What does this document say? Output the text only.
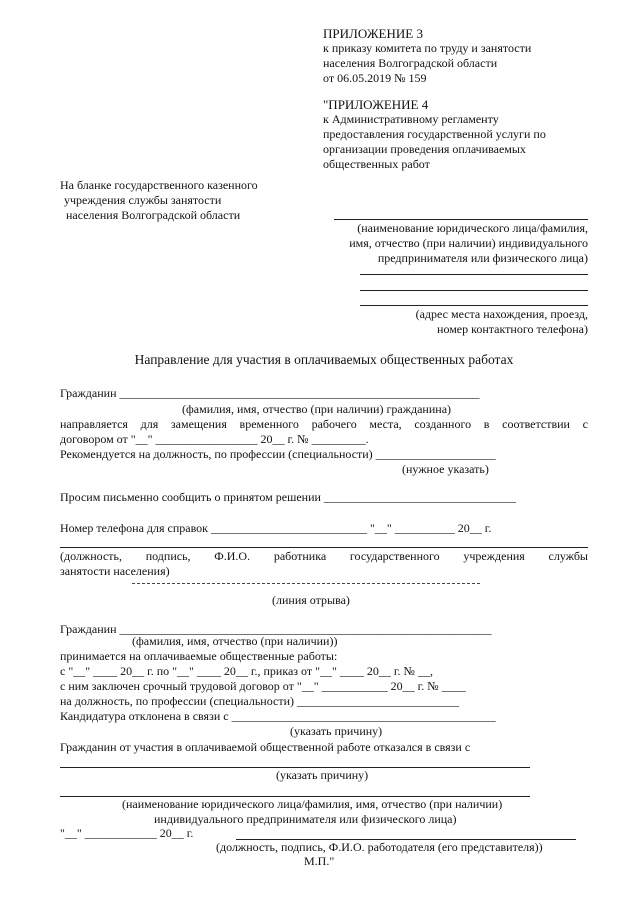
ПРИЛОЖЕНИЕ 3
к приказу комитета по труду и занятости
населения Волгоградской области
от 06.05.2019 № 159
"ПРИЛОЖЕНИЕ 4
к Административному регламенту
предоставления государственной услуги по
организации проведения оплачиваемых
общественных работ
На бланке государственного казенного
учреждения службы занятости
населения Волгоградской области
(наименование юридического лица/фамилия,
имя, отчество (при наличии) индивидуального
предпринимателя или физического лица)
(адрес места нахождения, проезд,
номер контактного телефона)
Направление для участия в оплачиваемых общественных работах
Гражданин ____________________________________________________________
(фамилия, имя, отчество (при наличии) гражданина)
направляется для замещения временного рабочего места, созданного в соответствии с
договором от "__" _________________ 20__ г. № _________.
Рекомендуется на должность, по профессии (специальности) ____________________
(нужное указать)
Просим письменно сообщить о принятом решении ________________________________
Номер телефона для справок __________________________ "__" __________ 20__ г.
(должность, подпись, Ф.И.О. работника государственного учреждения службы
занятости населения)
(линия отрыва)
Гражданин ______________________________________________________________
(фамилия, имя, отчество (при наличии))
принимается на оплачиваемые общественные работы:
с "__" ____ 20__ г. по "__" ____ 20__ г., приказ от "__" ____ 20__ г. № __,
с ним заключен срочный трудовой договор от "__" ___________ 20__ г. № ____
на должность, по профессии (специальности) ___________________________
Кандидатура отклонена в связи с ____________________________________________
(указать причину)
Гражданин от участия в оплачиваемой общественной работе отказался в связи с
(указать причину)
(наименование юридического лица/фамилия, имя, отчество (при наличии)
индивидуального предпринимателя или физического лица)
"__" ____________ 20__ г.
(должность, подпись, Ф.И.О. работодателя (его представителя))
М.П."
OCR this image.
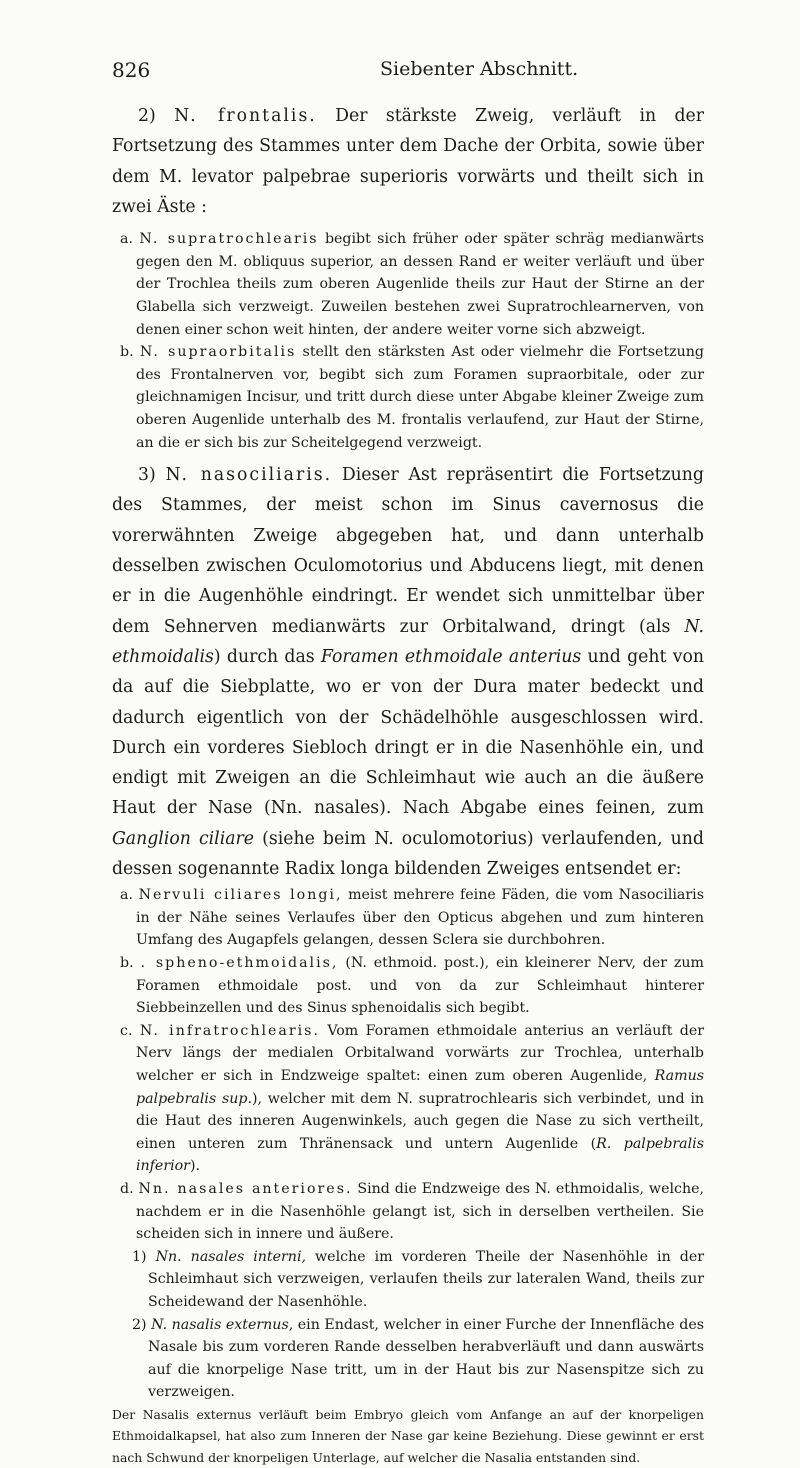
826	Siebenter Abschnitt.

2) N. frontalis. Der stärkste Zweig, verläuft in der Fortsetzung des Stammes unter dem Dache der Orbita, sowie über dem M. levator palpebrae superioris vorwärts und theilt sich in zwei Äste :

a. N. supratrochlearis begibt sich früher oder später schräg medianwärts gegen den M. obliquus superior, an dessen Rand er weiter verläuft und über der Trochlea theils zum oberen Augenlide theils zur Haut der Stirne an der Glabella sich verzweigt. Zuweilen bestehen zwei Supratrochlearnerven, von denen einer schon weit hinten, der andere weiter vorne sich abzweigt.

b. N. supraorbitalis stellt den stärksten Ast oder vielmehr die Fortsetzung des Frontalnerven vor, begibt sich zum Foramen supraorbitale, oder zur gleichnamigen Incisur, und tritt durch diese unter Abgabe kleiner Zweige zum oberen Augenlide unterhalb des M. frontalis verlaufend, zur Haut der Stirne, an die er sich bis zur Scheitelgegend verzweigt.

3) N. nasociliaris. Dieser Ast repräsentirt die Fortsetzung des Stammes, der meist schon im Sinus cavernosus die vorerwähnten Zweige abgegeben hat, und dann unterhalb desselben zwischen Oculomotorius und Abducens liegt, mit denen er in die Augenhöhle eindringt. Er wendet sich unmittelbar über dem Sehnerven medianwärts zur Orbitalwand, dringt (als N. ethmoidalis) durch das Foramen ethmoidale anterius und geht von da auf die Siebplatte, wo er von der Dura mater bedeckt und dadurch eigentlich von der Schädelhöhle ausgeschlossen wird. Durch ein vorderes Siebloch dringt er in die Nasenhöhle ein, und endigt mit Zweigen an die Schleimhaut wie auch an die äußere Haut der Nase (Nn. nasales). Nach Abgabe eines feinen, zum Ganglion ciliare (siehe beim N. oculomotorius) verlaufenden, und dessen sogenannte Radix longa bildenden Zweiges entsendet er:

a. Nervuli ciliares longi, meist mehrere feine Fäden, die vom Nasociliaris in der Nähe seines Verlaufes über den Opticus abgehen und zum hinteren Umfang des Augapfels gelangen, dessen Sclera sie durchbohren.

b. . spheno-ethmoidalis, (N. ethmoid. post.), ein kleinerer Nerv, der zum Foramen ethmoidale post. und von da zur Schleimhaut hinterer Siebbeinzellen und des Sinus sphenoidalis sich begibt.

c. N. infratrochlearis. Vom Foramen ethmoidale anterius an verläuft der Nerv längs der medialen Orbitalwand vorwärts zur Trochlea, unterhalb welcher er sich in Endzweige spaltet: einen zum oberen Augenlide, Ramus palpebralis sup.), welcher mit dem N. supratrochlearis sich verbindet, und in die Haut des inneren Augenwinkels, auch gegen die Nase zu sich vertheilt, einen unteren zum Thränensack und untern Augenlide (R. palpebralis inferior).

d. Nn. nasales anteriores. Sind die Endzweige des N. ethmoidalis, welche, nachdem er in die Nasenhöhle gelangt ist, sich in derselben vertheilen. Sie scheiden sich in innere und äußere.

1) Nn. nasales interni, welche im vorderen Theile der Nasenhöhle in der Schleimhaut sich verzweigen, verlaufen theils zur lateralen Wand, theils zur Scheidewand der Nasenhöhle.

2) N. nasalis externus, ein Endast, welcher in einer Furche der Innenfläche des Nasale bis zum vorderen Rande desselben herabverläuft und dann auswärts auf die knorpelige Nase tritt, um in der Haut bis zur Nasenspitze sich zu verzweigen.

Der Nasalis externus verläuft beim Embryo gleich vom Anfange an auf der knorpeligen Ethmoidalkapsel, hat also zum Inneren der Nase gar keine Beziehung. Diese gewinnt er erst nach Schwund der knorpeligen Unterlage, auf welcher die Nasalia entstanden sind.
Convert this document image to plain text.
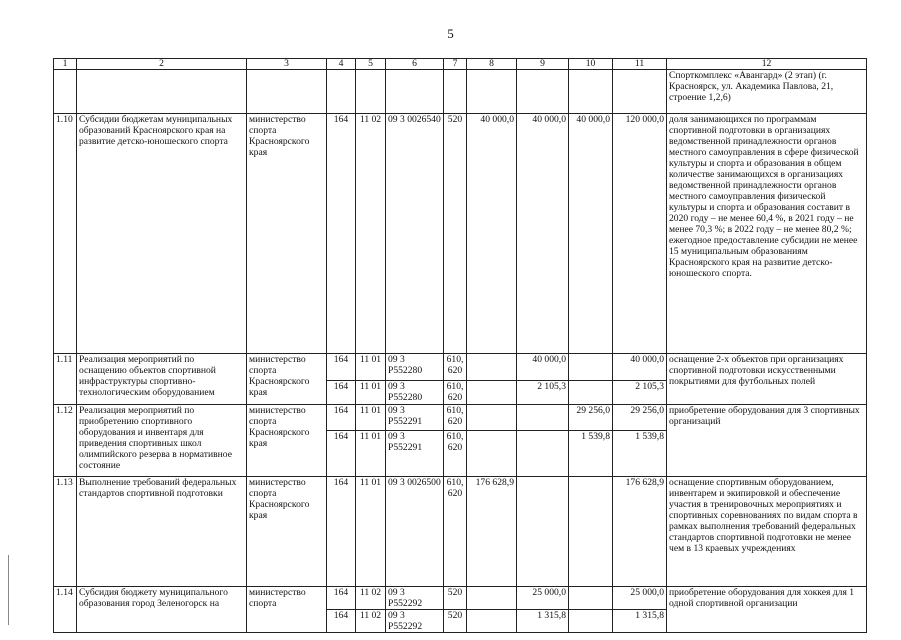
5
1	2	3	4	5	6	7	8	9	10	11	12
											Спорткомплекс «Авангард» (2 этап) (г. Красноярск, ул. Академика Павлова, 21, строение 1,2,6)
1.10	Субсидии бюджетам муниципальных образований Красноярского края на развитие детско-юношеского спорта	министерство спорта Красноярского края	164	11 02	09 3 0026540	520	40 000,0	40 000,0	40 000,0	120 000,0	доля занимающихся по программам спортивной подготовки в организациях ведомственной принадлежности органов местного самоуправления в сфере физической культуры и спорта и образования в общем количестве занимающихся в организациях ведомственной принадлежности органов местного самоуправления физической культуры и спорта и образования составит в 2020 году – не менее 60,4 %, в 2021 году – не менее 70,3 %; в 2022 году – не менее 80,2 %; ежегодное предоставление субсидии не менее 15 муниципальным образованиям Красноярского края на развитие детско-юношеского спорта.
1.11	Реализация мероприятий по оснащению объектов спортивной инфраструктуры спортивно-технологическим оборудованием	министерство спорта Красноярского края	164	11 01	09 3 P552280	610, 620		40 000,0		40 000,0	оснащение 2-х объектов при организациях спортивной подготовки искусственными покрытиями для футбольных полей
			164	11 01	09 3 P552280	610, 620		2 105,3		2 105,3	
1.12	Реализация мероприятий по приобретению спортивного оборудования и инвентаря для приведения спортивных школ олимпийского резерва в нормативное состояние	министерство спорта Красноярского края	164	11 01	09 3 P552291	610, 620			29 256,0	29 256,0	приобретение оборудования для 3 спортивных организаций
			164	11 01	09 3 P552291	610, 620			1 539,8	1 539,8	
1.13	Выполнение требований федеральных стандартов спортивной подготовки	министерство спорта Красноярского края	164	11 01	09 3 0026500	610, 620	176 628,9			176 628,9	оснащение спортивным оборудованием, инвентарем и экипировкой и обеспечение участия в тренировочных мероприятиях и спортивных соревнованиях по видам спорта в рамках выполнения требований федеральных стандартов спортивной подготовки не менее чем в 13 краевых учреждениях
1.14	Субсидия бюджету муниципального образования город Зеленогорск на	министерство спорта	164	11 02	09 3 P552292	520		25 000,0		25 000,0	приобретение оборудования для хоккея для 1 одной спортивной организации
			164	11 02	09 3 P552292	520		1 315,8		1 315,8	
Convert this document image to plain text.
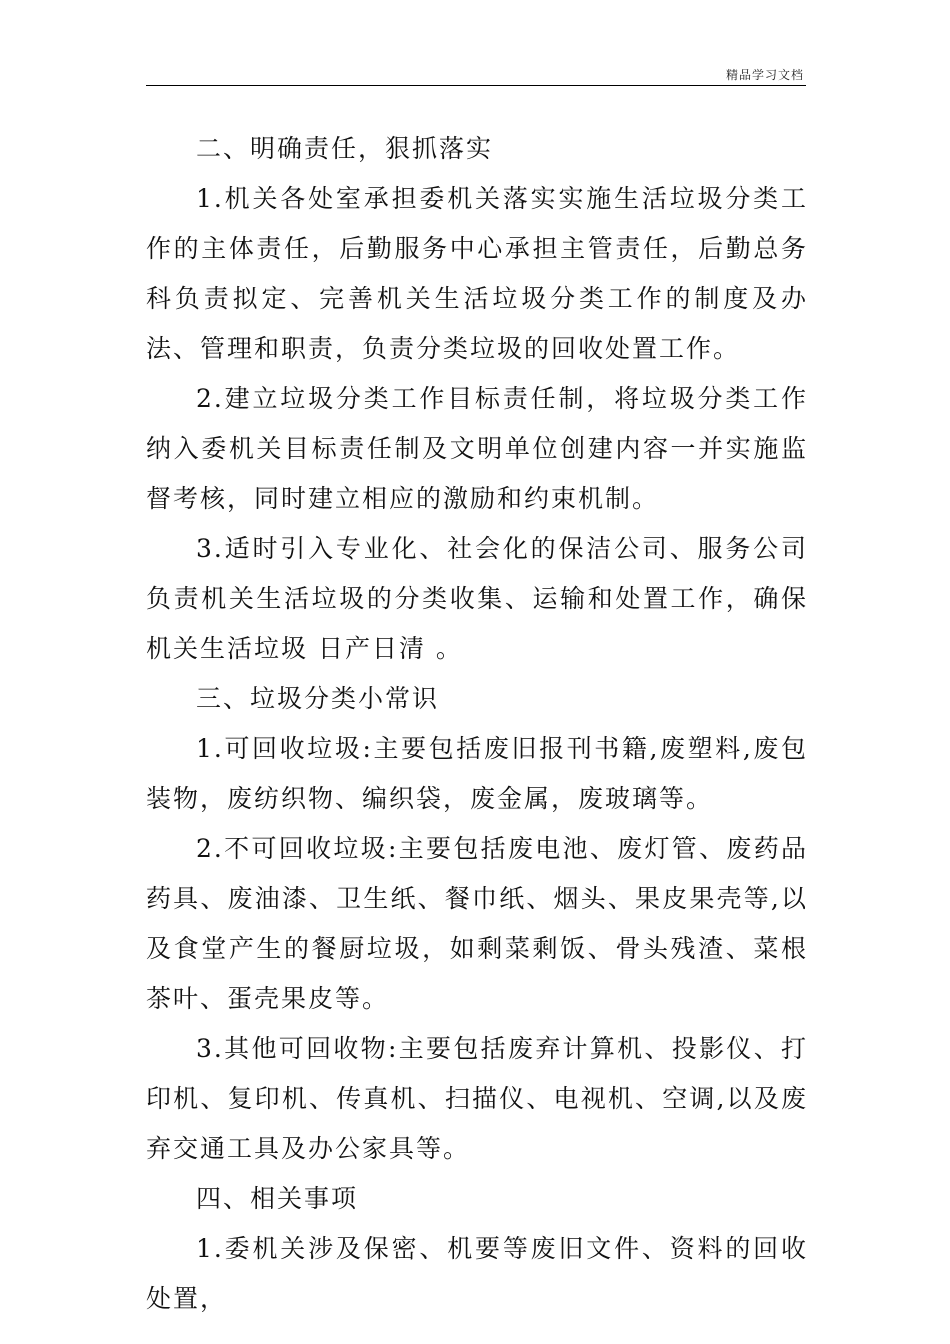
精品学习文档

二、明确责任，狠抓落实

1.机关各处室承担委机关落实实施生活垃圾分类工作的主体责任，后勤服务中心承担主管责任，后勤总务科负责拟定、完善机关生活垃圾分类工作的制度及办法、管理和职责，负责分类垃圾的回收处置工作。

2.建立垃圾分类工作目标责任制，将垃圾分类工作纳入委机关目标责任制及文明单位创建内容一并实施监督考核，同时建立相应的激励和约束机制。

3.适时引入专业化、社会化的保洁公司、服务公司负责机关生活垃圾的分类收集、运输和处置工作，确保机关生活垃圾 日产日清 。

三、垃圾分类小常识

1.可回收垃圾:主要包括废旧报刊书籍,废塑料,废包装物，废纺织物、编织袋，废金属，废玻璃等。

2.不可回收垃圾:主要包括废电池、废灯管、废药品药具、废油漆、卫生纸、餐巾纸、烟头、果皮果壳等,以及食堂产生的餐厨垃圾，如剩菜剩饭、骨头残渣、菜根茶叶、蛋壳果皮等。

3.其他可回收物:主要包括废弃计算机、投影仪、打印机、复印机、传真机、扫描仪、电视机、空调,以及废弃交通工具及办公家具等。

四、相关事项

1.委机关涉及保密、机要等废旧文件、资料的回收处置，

## YOUR INSTRUCTIONS:
Gather from the data above every line with the string "должность".

## COMPLETE ANSWER:
Рекомендуется на должность, по профессии (специальности) ____________________
(должность, подпись, Ф.И.О. работника государственного учреждения службы
на должность, по профессии (специальности) ___________________________
(должность, подпись, Ф.И.О. работодателя (его представителя))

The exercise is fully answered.